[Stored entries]

>> BEGIN

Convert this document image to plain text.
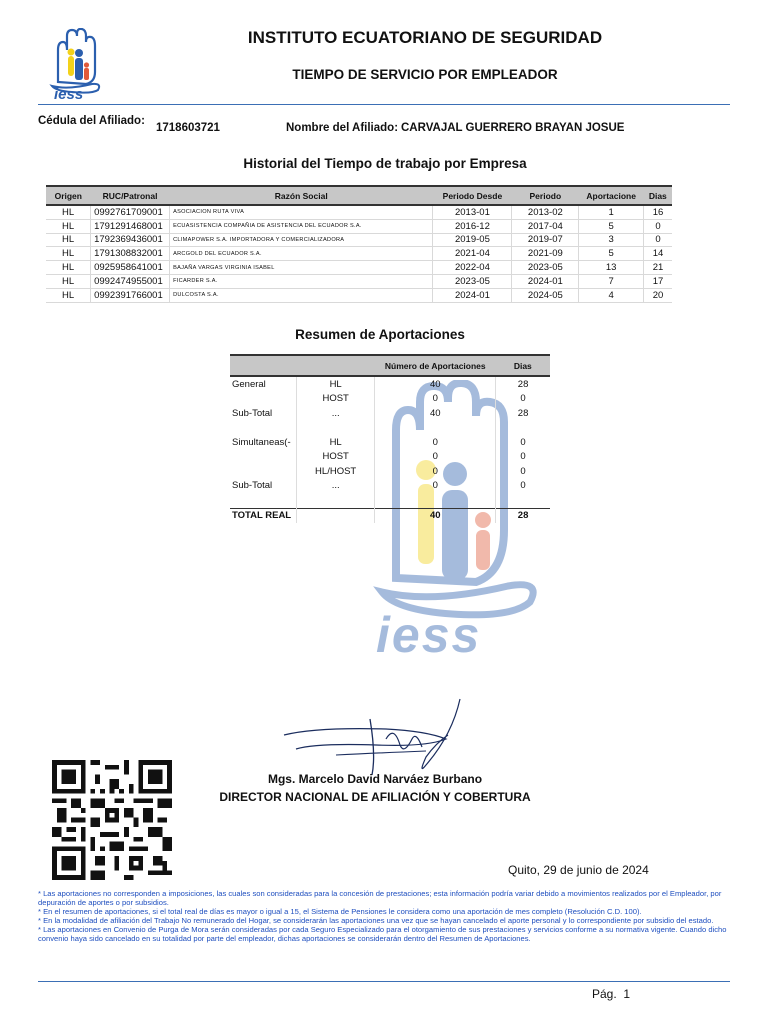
iess
INSTITUTO ECUATORIANO DE SEGURIDAD
TIEMPO DE SERVICIO POR EMPLEADOR
Cédula del Afiliado:
1718603721	Nombre del Afiliado: CARVAJAL GUERRERO BRAYAN JOSUE
Historial del Tiempo de trabajo por Empresa
Origen	RUC/Patronal	Razón Social	Periodo Desde	Periodo	Aportacione	Dias
HL	0992761709001	ASOCIACION RUTA VIVA	2013-01	2013-02	1	16
HL	1791291468001	ECUASISTENCIA COMPAÑIA DE ASISTENCIA DEL ECUADOR S.A.	2016-12	2017-04	5	0
HL	1792369436001	CLIMAPOWER S.A. IMPORTADORA Y COMERCIALIZADORA	2019-05	2019-07	3	0
HL	1791308832001	ARCGOLD DEL ECUADOR S.A.	2021-04	2021-09	5	14
HL	0925958641001	BAJAÑA VARGAS VIRGINIA ISABEL	2022-04	2023-05	13	21
HL	0992474955001	FICARDER S.A.	2023-05	2024-01	7	17
HL	0992391766001	DULCOSTA S.A.	2024-01	2024-05	4	20
iess
Resumen de Aportaciones
		Número de Aportaciones	Dias
General	HL	40	28
	HOST	0	0
Sub-Total	...	40	28

Simultaneas(-	HL	0	0
	HOST	0	0
	HL/HOST	0	0
Sub-Total	...	0	0

TOTAL REAL		40	28
Mgs. Marcelo David Narváez Burbano
DIRECTOR NACIONAL DE AFILIACIÓN Y COBERTURA
Quito, 29 de junio de 2024

* Las aportaciones no corresponden a imposiciones, las cuales son consideradas para la concesión de prestaciones; esta información podría variar debido a movimientos realizados por el Empleador, por depuración de aportes o por subsidios.

* En el resumen de aportaciones, si el total real de días es mayor o igual a 15, el Sistema de Pensiones le considera como una aportación de mes completo (Resolución C.D. 100).

* En la modalidad de afiliación del Trabajo No remunerado del Hogar, se considerarán las aportaciones una vez que se hayan cancelado el aporte personal y lo correspondiente por subsidio del estado.

* Las aportaciones en Convenio de Purga de Mora serán consideradas por cada Seguro Especializado para el otorgamiento de sus prestaciones y servicios conforme a su normativa vigente. Cuando dicho convenio haya sido cancelado en su totalidad por parte del empleador, dichas aportaciones se considerarán dentro del Resumen de Aportaciones.

Pág.  1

>> END

▶ WHAT YOU NEED TO DO
Search the data for "Dias" and list every line in which it occurs.

▶ SOLUTION TO THE EXERCISE
Origen	RUC/Patronal	Razón Social	Periodo Desde	Periodo	Aportacione	Dias
		Número de Aportaciones	Dias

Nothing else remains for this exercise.